Exactly reproduce the entries, dropping any pictures from your copy.
========
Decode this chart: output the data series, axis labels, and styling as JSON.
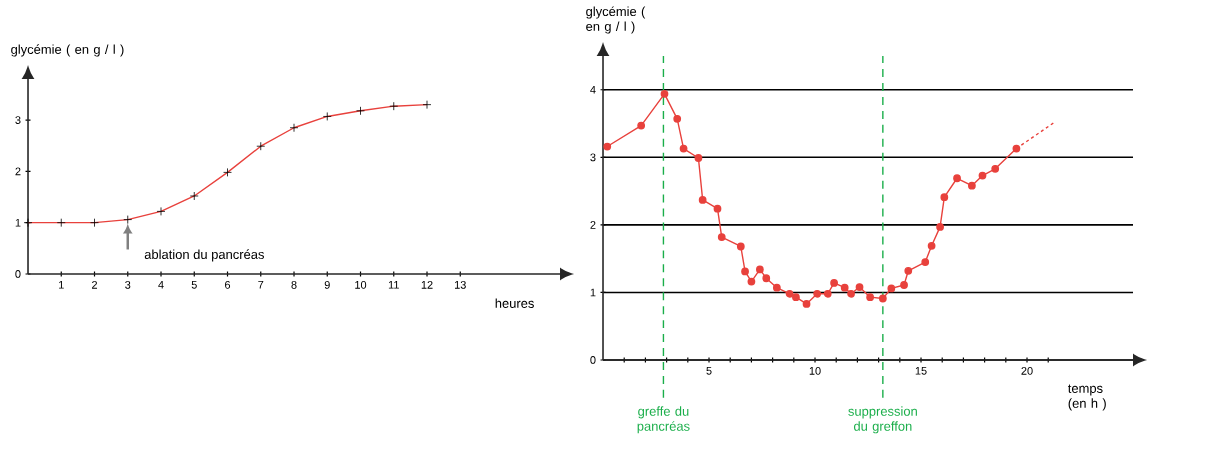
{
  "chart_data": [
    {
      "type": "line",
      "xlabel": "heures",
      "ylabel": "glycémie ( en g / l )",
      "x": [
        0,
        1,
        2,
        3,
        4,
        5,
        6,
        7,
        8,
        9,
        10,
        11,
        12
      ],
      "series": [
        {
          "color": "#e8413c",
          "values": [
            1.0,
            1.0,
            1.0,
            1.06,
            1.22,
            1.52,
            1.98,
            2.49,
            2.85,
            3.07,
            3.18,
            3.27,
            3.3
          ]
        }
      ],
      "xlim": [
        0,
        16
      ],
      "ylim": [
        0,
        3.8
      ],
      "xticks": [
        1,
        2,
        3,
        4,
        5,
        6,
        7,
        8,
        9,
        10,
        11,
        12,
        13
      ],
      "yticks": [
        0,
        1,
        2,
        3
      ],
      "marker": "cross",
      "annotations": [
        {
          "text": "ablation du pancréas",
          "x": 3,
          "y": 1.06
        }
      ]
    },
    {
      "type": "line",
      "xlabel": "temps (en h )",
      "ylabel": "glycémie ( en g / l )",
      "series": [
        {
          "color": "#e8413c",
          "x": [
            0.2,
            1.8,
            2.9,
            3.5,
            3.8,
            4.5,
            4.7,
            5.4,
            5.6,
            6.5,
            6.7,
            7.0,
            7.4,
            7.7,
            8.2,
            8.8,
            9.1,
            9.6,
            10.1,
            10.6,
            10.9,
            11.4,
            11.7,
            12.1,
            12.6,
            13.2,
            13.6,
            14.2,
            14.4,
            15.2,
            15.5,
            15.9,
            16.1,
            16.7,
            17.4,
            17.9,
            18.5,
            19.5
          ],
          "values": [
            3.16,
            3.47,
            3.94,
            3.57,
            3.13,
            2.99,
            2.37,
            2.24,
            1.82,
            1.68,
            1.31,
            1.16,
            1.34,
            1.21,
            1.07,
            0.98,
            0.93,
            0.83,
            0.98,
            0.98,
            1.14,
            1.07,
            0.98,
            1.08,
            0.93,
            0.91,
            1.06,
            1.11,
            1.32,
            1.45,
            1.69,
            1.97,
            2.41,
            2.69,
            2.58,
            2.73,
            2.83,
            3.13
          ]
        },
        {
          "color": "#e8413c",
          "x": [
            19.5,
            21.3
          ],
          "values": [
            3.13,
            3.52
          ],
          "line_style": "dashed",
          "marker": "none"
        }
      ],
      "xlim": [
        0,
        25
      ],
      "ylim": [
        0,
        4.5
      ],
      "xticks": [
        {
          "value": 1,
          "label": null
        },
        {
          "value": 2,
          "label": null
        },
        {
          "value": 3,
          "label": null
        },
        {
          "value": 4,
          "label": null
        },
        5,
        {
          "value": 6,
          "label": null
        },
        {
          "value": 7,
          "label": null
        },
        {
          "value": 8,
          "label": null
        },
        {
          "value": 9,
          "label": null
        },
        10,
        {
          "value": 11,
          "label": null
        },
        {
          "value": 12,
          "label": null
        },
        {
          "value": 13,
          "label": null
        },
        {
          "value": 14,
          "label": null
        },
        15,
        {
          "value": 16,
          "label": null
        },
        {
          "value": 17,
          "label": null
        },
        {
          "value": 18,
          "label": null
        },
        {
          "value": 19,
          "label": null
        },
        20,
        {
          "value": 21,
          "label": null
        }
      ],
      "yticks": [
        0,
        1,
        2,
        3,
        4
      ],
      "grid": "y",
      "marker": "circle",
      "ref_lines": [
        {
          "axis": "x",
          "value": 2.85,
          "label": "greffe du pancréas",
          "color": "#1aae4a",
          "line_style": "dashed"
        },
        {
          "axis": "x",
          "value": 13.2,
          "label": "suppression du greffon",
          "color": "#1aae4a",
          "line_style": "dashed"
        }
      ]
    }
  ]
}
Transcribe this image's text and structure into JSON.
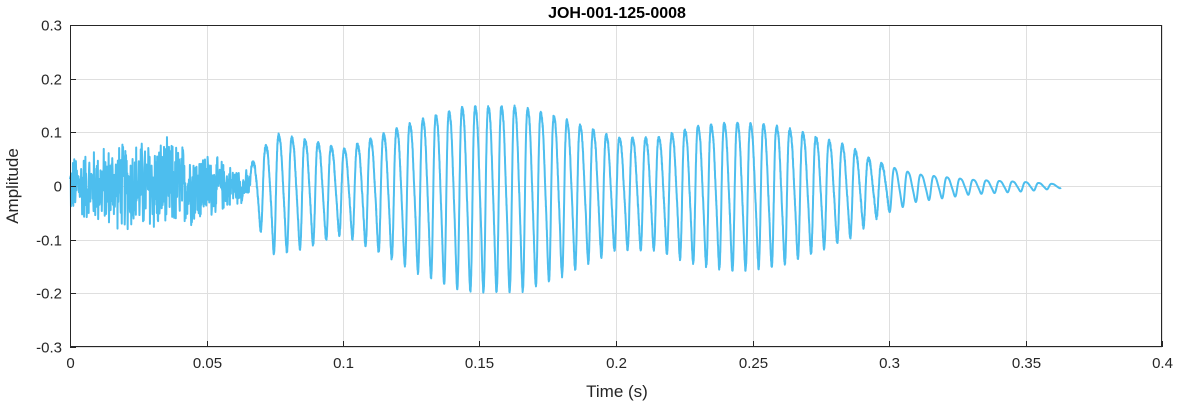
{
  "chart_data": {
    "type": "line",
    "title": "JOH-001-125-0008",
    "xlabel": "Time (s)",
    "ylabel": "Amplitude",
    "xlim": [
      0,
      0.4
    ],
    "ylim": [
      -0.3,
      0.3
    ],
    "x_ticks": [
      0,
      0.05,
      0.1,
      0.15,
      0.2,
      0.25,
      0.3,
      0.35,
      0.4
    ],
    "x_tick_labels": [
      "0",
      "0.05",
      "0.1",
      "0.15",
      "0.2",
      "0.25",
      "0.3",
      "0.35",
      "0.4"
    ],
    "y_ticks": [
      -0.3,
      -0.2,
      -0.1,
      0,
      0.1,
      0.2,
      0.3
    ],
    "y_tick_labels": [
      "-0.3",
      "-0.2",
      "-0.1",
      "0",
      "0.1",
      "0.2",
      "0.3"
    ],
    "grid": true,
    "series": [
      {
        "color": "#4dbeee",
        "segments": [
          {
            "kind": "noise",
            "t_start": 0,
            "t_end": 0.066,
            "envelope": [
              [
                0,
                0.06
              ],
              [
                0.01,
                0.08
              ],
              [
                0.02,
                0.09
              ],
              [
                0.03,
                0.1
              ],
              [
                0.04,
                0.09
              ],
              [
                0.05,
                0.07
              ],
              [
                0.06,
                0.04
              ],
              [
                0.066,
                0.03
              ]
            ]
          },
          {
            "kind": "periodic",
            "t_start": 0.066,
            "t_end": 0.363,
            "period": 0.0048,
            "envelope": [
              [
                0.066,
                0.05
              ],
              [
                0.075,
                0.13
              ],
              [
                0.09,
                0.11
              ],
              [
                0.1,
                0.09
              ],
              [
                0.115,
                0.13
              ],
              [
                0.13,
                0.17
              ],
              [
                0.145,
                0.2
              ],
              [
                0.155,
                0.2
              ],
              [
                0.165,
                0.2
              ],
              [
                0.18,
                0.17
              ],
              [
                0.2,
                0.12
              ],
              [
                0.215,
                0.12
              ],
              [
                0.23,
                0.15
              ],
              [
                0.245,
                0.16
              ],
              [
                0.26,
                0.15
              ],
              [
                0.275,
                0.12
              ],
              [
                0.285,
                0.1
              ],
              [
                0.295,
                0.06
              ],
              [
                0.31,
                0.03
              ],
              [
                0.33,
                0.016
              ],
              [
                0.35,
                0.01
              ],
              [
                0.363,
                0.004
              ]
            ]
          }
        ]
      }
    ]
  }
}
========
RESULT OF THE EXERCISE:
Decode this chart: output the data series, axis labels, and styling as JSON.
{
  "chart_data": [
    {
      "type": "line",
      "xlabel": "heures",
      "ylabel": "glycémie ( en g / l )",
      "x": [
        0,
        1,
        2,
        3,
        4,
        5,
        6,
        7,
        8,
        9,
        10,
        11,
        12
      ],
      "series": [
        {
          "color": "#e8413c",
          "values": [
            1.0,
            1.0,
            1.0,
            1.06,
            1.22,
            1.52,
            1.98,
            2.49,
            2.85,
            3.07,
            3.18,
            3.27,
            3.3
          ]
        }
      ],
      "xlim": [
        0,
        16
      ],
      "ylim": [
        0,
        3.8
      ],
      "xticks": [
        1,
        2,
        3,
        4,
        5,
        6,
        7,
        8,
        9,
        10,
        11,
        12,
        13
      ],
      "yticks": [
        0,
        1,
        2,
        3
      ],
      "marker": "cross",
      "annotations": [
        {
          "text": "ablation du pancréas",
          "x": 3,
          "y": 1.06
        }
      ]
    },
    {
      "type": "line",
      "xlabel": "temps (en h )",
      "ylabel": "glycémie ( en g / l )",
      "series": [
        {
          "color": "#e8413c",
          "x": [
            0.2,
            1.8,
            2.9,
            3.5,
            3.8,
            4.5,
            4.7,
            5.4,
            5.6,
            6.5,
            6.7,
            7.0,
            7.4,
            7.7,
            8.2,
            8.8,
            9.1,
            9.6,
            10.1,
            10.6,
            10.9,
            11.4,
            11.7,
            12.1,
            12.6,
            13.2,
            13.6,
            14.2,
            14.4,
            15.2,
            15.5,
            15.9,
            16.1,
            16.7,
            17.4,
            17.9,
            18.5,
            19.5
          ],
          "values": [
            3.16,
            3.47,
            3.94,
            3.57,
            3.13,
            2.99,
            2.37,
            2.24,
            1.82,
            1.68,
            1.31,
            1.16,
            1.34,
            1.21,
            1.07,
            0.98,
            0.93,
            0.83,
            0.98,
            0.98,
            1.14,
            1.07,
            0.98,
            1.08,
            0.93,
            0.91,
            1.06,
            1.11,
            1.32,
            1.45,
            1.69,
            1.97,
            2.41,
            2.69,
            2.58,
            2.73,
            2.83,
            3.13
          ]
        },
        {
          "color": "#e8413c",
          "x": [
            19.5,
            21.3
          ],
          "values": [
            3.13,
            3.52
          ],
          "line_style": "dashed",
          "marker": "none"
        }
      ],
      "xlim": [
        0,
        25
      ],
      "ylim": [
        0,
        4.5
      ],
      "xticks": [
        {
          "value": 1,
          "label": null
        },
        {
          "value": 2,
          "label": null
        },
        {
          "value": 3,
          "label": null
        },
        {
          "value": 4,
          "label": null
        },
        5,
        {
          "value": 6,
          "label": null
        },
        {
          "value": 7,
          "label": null
        },
        {
          "value": 8,
          "label": null
        },
        {
          "value": 9,
          "label": null
        },
        10,
        {
          "value": 11,
          "label": null
        },
        {
          "value": 12,
          "label": null
        },
        {
          "value": 13,
          "label": null
        },
        {
          "value": 14,
          "label": null
        },
        15,
        {
          "value": 16,
          "label": null
        },
        {
          "value": 17,
          "label": null
        },
        {
          "value": 18,
          "label": null
        },
        {
          "value": 19,
          "label": null
        },
        20,
        {
          "value": 21,
          "label": null
        }
      ],
      "yticks": [
        0,
        1,
        2,
        3,
        4
      ],
      "grid": "y",
      "marker": "circle",
      "ref_lines": [
        {
          "axis": "x",
          "value": 2.85,
          "label": "greffe du pancréas",
          "color": "#1aae4a",
          "line_style": "dashed"
        },
        {
          "axis": "x",
          "value": 13.2,
          "label": "suppression du greffon",
          "color": "#1aae4a",
          "line_style": "dashed"
        }
      ]
    }
  ]
}
Transcribe this image's text and structure into JSON.
{
  "chart_data": {
    "type": "line",
    "title": "JOH-001-125-0008",
    "xlabel": "Time (s)",
    "ylabel": "Amplitude",
    "xlim": [
      0,
      0.4
    ],
    "ylim": [
      -0.3,
      0.3
    ],
    "x_ticks": [
      0,
      0.05,
      0.1,
      0.15,
      0.2,
      0.25,
      0.3,
      0.35,
      0.4
    ],
    "x_tick_labels": [
      "0",
      "0.05",
      "0.1",
      "0.15",
      "0.2",
      "0.25",
      "0.3",
      "0.35",
      "0.4"
    ],
    "y_ticks": [
      -0.3,
      -0.2,
      -0.1,
      0,
      0.1,
      0.2,
      0.3
    ],
    "y_tick_labels": [
      "-0.3",
      "-0.2",
      "-0.1",
      "0",
      "0.1",
      "0.2",
      "0.3"
    ],
    "grid": true,
    "series": [
      {
        "color": "#4dbeee",
        "segments": [
          {
            "kind": "noise",
            "t_start": 0,
            "t_end": 0.066,
            "envelope": [
              [
                0,
                0.06
              ],
              [
                0.01,
                0.08
              ],
              [
                0.02,
                0.09
              ],
              [
                0.03,
                0.1
              ],
              [
                0.04,
                0.09
              ],
              [
                0.05,
                0.07
              ],
              [
                0.06,
                0.04
              ],
              [
                0.066,
                0.03
              ]
            ]
          },
          {
            "kind": "periodic",
            "t_start": 0.066,
            "t_end": 0.363,
            "period": 0.0048,
            "envelope": [
              [
                0.066,
                0.05
              ],
              [
                0.075,
                0.13
              ],
              [
                0.09,
                0.11
              ],
              [
                0.1,
                0.09
              ],
              [
                0.115,
                0.13
              ],
              [
                0.13,
                0.17
              ],
              [
                0.145,
                0.2
              ],
              [
                0.155,
                0.2
              ],
              [
                0.165,
                0.2
              ],
              [
                0.18,
                0.17
              ],
              [
                0.2,
                0.12
              ],
              [
                0.215,
                0.12
              ],
              [
                0.23,
                0.15
              ],
              [
                0.245,
                0.16
              ],
              [
                0.26,
                0.15
              ],
              [
                0.275,
                0.12
              ],
              [
                0.285,
                0.1
              ],
              [
                0.295,
                0.06
              ],
              [
                0.31,
                0.03
              ],
              [
                0.33,
                0.016
              ],
              [
                0.35,
                0.01
              ],
              [
                0.363,
                0.004
              ]
            ]
          }
        ]
      }
    ]
  }
}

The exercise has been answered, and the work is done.